» **Data for the task**:
▼
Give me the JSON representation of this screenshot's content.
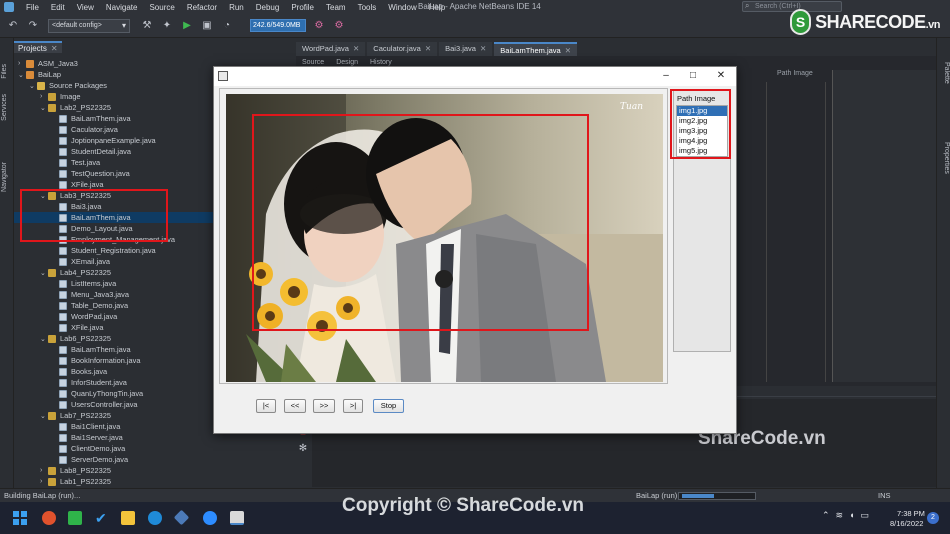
{
  "ide": {
    "menu": [
      "File",
      "Edit",
      "View",
      "Navigate",
      "Source",
      "Refactor",
      "Run",
      "Debug",
      "Profile",
      "Team",
      "Tools",
      "Window",
      "Help"
    ],
    "window_title": "BaiLap - Apache NetBeans IDE 14",
    "search_placeholder": "Search (Ctrl+I)",
    "config": "<default config>",
    "memory": "242.6/549.0MB",
    "projects_tab": "Projects",
    "side_tabs": [
      "Files",
      "Services",
      "Navigator"
    ],
    "right_side_tabs": [
      "Palette",
      "Properties"
    ],
    "editor_tabs": [
      "WordPad.java",
      "Caculator.java",
      "Bai3.java",
      "BaiLamThem.java"
    ],
    "active_editor_tab": "BaiLamThem.java",
    "editor_subtabs": [
      "Source",
      "Design",
      "History"
    ],
    "design_column_header": "Path Image",
    "tree": [
      {
        "depth": 0,
        "caret": ">",
        "icon": "proj",
        "label": "ASM_Java3"
      },
      {
        "depth": 0,
        "caret": "v",
        "icon": "proj",
        "label": "BaiLap"
      },
      {
        "depth": 1,
        "caret": "v",
        "icon": "src",
        "label": "Source Packages"
      },
      {
        "depth": 2,
        "caret": ">",
        "icon": "pkg",
        "label": "Image"
      },
      {
        "depth": 2,
        "caret": "v",
        "icon": "pkg",
        "label": "Lab2_PS22325"
      },
      {
        "depth": 3,
        "caret": "",
        "icon": "java",
        "label": "BaiLamThem.java"
      },
      {
        "depth": 3,
        "caret": "",
        "icon": "java",
        "label": "Caculator.java"
      },
      {
        "depth": 3,
        "caret": "",
        "icon": "java",
        "label": "JoptionpaneExample.java"
      },
      {
        "depth": 3,
        "caret": "",
        "icon": "java",
        "label": "StudentDetail.java"
      },
      {
        "depth": 3,
        "caret": "",
        "icon": "java",
        "label": "Test.java"
      },
      {
        "depth": 3,
        "caret": "",
        "icon": "java",
        "label": "TestQuestion.java"
      },
      {
        "depth": 3,
        "caret": "",
        "icon": "java",
        "label": "XFile.java"
      },
      {
        "depth": 2,
        "caret": "v",
        "icon": "pkg",
        "label": "Lab3_PS22325"
      },
      {
        "depth": 3,
        "caret": "",
        "icon": "java",
        "label": "Bai3.java"
      },
      {
        "depth": 3,
        "caret": "",
        "icon": "java",
        "label": "BaiLamThem.java",
        "selected": true
      },
      {
        "depth": 3,
        "caret": "",
        "icon": "java",
        "label": "Demo_Layout.java"
      },
      {
        "depth": 3,
        "caret": "",
        "icon": "java",
        "label": "Employment_Management.java"
      },
      {
        "depth": 3,
        "caret": "",
        "icon": "java",
        "label": "Student_Registration.java"
      },
      {
        "depth": 3,
        "caret": "",
        "icon": "java",
        "label": "XEmail.java"
      },
      {
        "depth": 2,
        "caret": "v",
        "icon": "pkg",
        "label": "Lab4_PS22325"
      },
      {
        "depth": 3,
        "caret": "",
        "icon": "java",
        "label": "ListItems.java"
      },
      {
        "depth": 3,
        "caret": "",
        "icon": "java",
        "label": "Menu_Java3.java"
      },
      {
        "depth": 3,
        "caret": "",
        "icon": "java",
        "label": "Table_Demo.java"
      },
      {
        "depth": 3,
        "caret": "",
        "icon": "java",
        "label": "WordPad.java"
      },
      {
        "depth": 3,
        "caret": "",
        "icon": "java",
        "label": "XFile.java"
      },
      {
        "depth": 2,
        "caret": "v",
        "icon": "pkg",
        "label": "Lab6_PS22325"
      },
      {
        "depth": 3,
        "caret": "",
        "icon": "java",
        "label": "BaiLamThem.java"
      },
      {
        "depth": 3,
        "caret": "",
        "icon": "java",
        "label": "BookInformation.java"
      },
      {
        "depth": 3,
        "caret": "",
        "icon": "java",
        "label": "Books.java"
      },
      {
        "depth": 3,
        "caret": "",
        "icon": "java",
        "label": "InforStudent.java"
      },
      {
        "depth": 3,
        "caret": "",
        "icon": "java",
        "label": "QuanLyThongTin.java"
      },
      {
        "depth": 3,
        "caret": "",
        "icon": "java",
        "label": "UsersController.java"
      },
      {
        "depth": 2,
        "caret": "v",
        "icon": "pkg",
        "label": "Lab7_PS22325"
      },
      {
        "depth": 3,
        "caret": "",
        "icon": "java",
        "label": "Bai1Client.java"
      },
      {
        "depth": 3,
        "caret": "",
        "icon": "java",
        "label": "Bai1Server.java"
      },
      {
        "depth": 3,
        "caret": "",
        "icon": "java",
        "label": "ClientDemo.java"
      },
      {
        "depth": 3,
        "caret": "",
        "icon": "java",
        "label": "ServerDemo.java"
      },
      {
        "depth": 2,
        "caret": ">",
        "icon": "pkg",
        "label": "Lab8_PS22325"
      },
      {
        "depth": 2,
        "caret": ">",
        "icon": "pkg",
        "label": "Lab1_PS22325"
      }
    ],
    "status_build": "Building BaiLap (run)...",
    "status_run": "BaiLap (run)",
    "status_progress": 0.45,
    "status_mode": "INS"
  },
  "app": {
    "path_header": "Path Image",
    "images": [
      "img1.jpg",
      "img2.jpg",
      "img3.jpg",
      "img4.jpg",
      "img5.jpg"
    ],
    "selected_index": 0,
    "photo_signature": "Tuan",
    "buttons": {
      "first": "|<",
      "prev": "<<",
      "next": ">>",
      "last": ">|",
      "stop": "Stop"
    }
  },
  "taskbar": {
    "time": "7:38 PM",
    "date": "8/16/2022",
    "notifications": "2"
  },
  "watermark": {
    "logo_text": "SHARECODE",
    "logo_suffix": ".vn",
    "mid_text": "ShareCode.vn",
    "copyright": "Copyright © ShareCode.vn"
  },
  "colors": {
    "highlight": "#e0161b",
    "selection": "#2f6fb5",
    "tree_selection": "#0f3b63"
  }
}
▲
» **Challenge**: Any pictures should be dropped; transcribe the rest of the records above exactly.

» **Result below**:
Give me the JSON representation of this screenshot's content.
{
  "ide": {
    "menu": [
      "File",
      "Edit",
      "View",
      "Navigate",
      "Source",
      "Refactor",
      "Run",
      "Debug",
      "Profile",
      "Team",
      "Tools",
      "Window",
      "Help"
    ],
    "window_title": "BaiLap - Apache NetBeans IDE 14",
    "search_placeholder": "Search (Ctrl+I)",
    "config": "<default config>",
    "memory": "242.6/549.0MB",
    "projects_tab": "Projects",
    "side_tabs": [
      "Files",
      "Services",
      "Navigator"
    ],
    "right_side_tabs": [
      "Palette",
      "Properties"
    ],
    "editor_tabs": [
      "WordPad.java",
      "Caculator.java",
      "Bai3.java",
      "BaiLamThem.java"
    ],
    "active_editor_tab": "BaiLamThem.java",
    "editor_subtabs": [
      "Source",
      "Design",
      "History"
    ],
    "design_column_header": "Path Image",
    "tree": [
      {
        "depth": 0,
        "caret": ">",
        "icon": "proj",
        "label": "ASM_Java3"
      },
      {
        "depth": 0,
        "caret": "v",
        "icon": "proj",
        "label": "BaiLap"
      },
      {
        "depth": 1,
        "caret": "v",
        "icon": "src",
        "label": "Source Packages"
      },
      {
        "depth": 2,
        "caret": ">",
        "icon": "pkg",
        "label": "Image"
      },
      {
        "depth": 2,
        "caret": "v",
        "icon": "pkg",
        "label": "Lab2_PS22325"
      },
      {
        "depth": 3,
        "caret": "",
        "icon": "java",
        "label": "BaiLamThem.java"
      },
      {
        "depth": 3,
        "caret": "",
        "icon": "java",
        "label": "Caculator.java"
      },
      {
        "depth": 3,
        "caret": "",
        "icon": "java",
        "label": "JoptionpaneExample.java"
      },
      {
        "depth": 3,
        "caret": "",
        "icon": "java",
        "label": "StudentDetail.java"
      },
      {
        "depth": 3,
        "caret": "",
        "icon": "java",
        "label": "Test.java"
      },
      {
        "depth": 3,
        "caret": "",
        "icon": "java",
        "label": "TestQuestion.java"
      },
      {
        "depth": 3,
        "caret": "",
        "icon": "java",
        "label": "XFile.java"
      },
      {
        "depth": 2,
        "caret": "v",
        "icon": "pkg",
        "label": "Lab3_PS22325"
      },
      {
        "depth": 3,
        "caret": "",
        "icon": "java",
        "label": "Bai3.java"
      },
      {
        "depth": 3,
        "caret": "",
        "icon": "java",
        "label": "BaiLamThem.java",
        "selected": true
      },
      {
        "depth": 3,
        "caret": "",
        "icon": "java",
        "label": "Demo_Layout.java"
      },
      {
        "depth": 3,
        "caret": "",
        "icon": "java",
        "label": "Employment_Management.java"
      },
      {
        "depth": 3,
        "caret": "",
        "icon": "java",
        "label": "Student_Registration.java"
      },
      {
        "depth": 3,
        "caret": "",
        "icon": "java",
        "label": "XEmail.java"
      },
      {
        "depth": 2,
        "caret": "v",
        "icon": "pkg",
        "label": "Lab4_PS22325"
      },
      {
        "depth": 3,
        "caret": "",
        "icon": "java",
        "label": "ListItems.java"
      },
      {
        "depth": 3,
        "caret": "",
        "icon": "java",
        "label": "Menu_Java3.java"
      },
      {
        "depth": 3,
        "caret": "",
        "icon": "java",
        "label": "Table_Demo.java"
      },
      {
        "depth": 3,
        "caret": "",
        "icon": "java",
        "label": "WordPad.java"
      },
      {
        "depth": 3,
        "caret": "",
        "icon": "java",
        "label": "XFile.java"
      },
      {
        "depth": 2,
        "caret": "v",
        "icon": "pkg",
        "label": "Lab6_PS22325"
      },
      {
        "depth": 3,
        "caret": "",
        "icon": "java",
        "label": "BaiLamThem.java"
      },
      {
        "depth": 3,
        "caret": "",
        "icon": "java",
        "label": "BookInformation.java"
      },
      {
        "depth": 3,
        "caret": "",
        "icon": "java",
        "label": "Books.java"
      },
      {
        "depth": 3,
        "caret": "",
        "icon": "java",
        "label": "InforStudent.java"
      },
      {
        "depth": 3,
        "caret": "",
        "icon": "java",
        "label": "QuanLyThongTin.java"
      },
      {
        "depth": 3,
        "caret": "",
        "icon": "java",
        "label": "UsersController.java"
      },
      {
        "depth": 2,
        "caret": "v",
        "icon": "pkg",
        "label": "Lab7_PS22325"
      },
      {
        "depth": 3,
        "caret": "",
        "icon": "java",
        "label": "Bai1Client.java"
      },
      {
        "depth": 3,
        "caret": "",
        "icon": "java",
        "label": "Bai1Server.java"
      },
      {
        "depth": 3,
        "caret": "",
        "icon": "java",
        "label": "ClientDemo.java"
      },
      {
        "depth": 3,
        "caret": "",
        "icon": "java",
        "label": "ServerDemo.java"
      },
      {
        "depth": 2,
        "caret": ">",
        "icon": "pkg",
        "label": "Lab8_PS22325"
      },
      {
        "depth": 2,
        "caret": ">",
        "icon": "pkg",
        "label": "Lab1_PS22325"
      }
    ],
    "status_build": "Building BaiLap (run)...",
    "status_run": "BaiLap (run)",
    "status_progress": 0.45,
    "status_mode": "INS"
  },
  "app": {
    "path_header": "Path Image",
    "images": [
      "img1.jpg",
      "img2.jpg",
      "img3.jpg",
      "img4.jpg",
      "img5.jpg"
    ],
    "selected_index": 0,
    "photo_signature": "Tuan",
    "buttons": {
      "first": "|<",
      "prev": "<<",
      "next": ">>",
      "last": ">|",
      "stop": "Stop"
    }
  },
  "taskbar": {
    "time": "7:38 PM",
    "date": "8/16/2022",
    "notifications": "2"
  },
  "watermark": {
    "logo_text": "SHARECODE",
    "logo_suffix": ".vn",
    "mid_text": "ShareCode.vn",
    "copyright": "Copyright © ShareCode.vn"
  },
  "colors": {
    "highlight": "#e0161b",
    "selection": "#2f6fb5",
    "tree_selection": "#0f3b63"
  }
}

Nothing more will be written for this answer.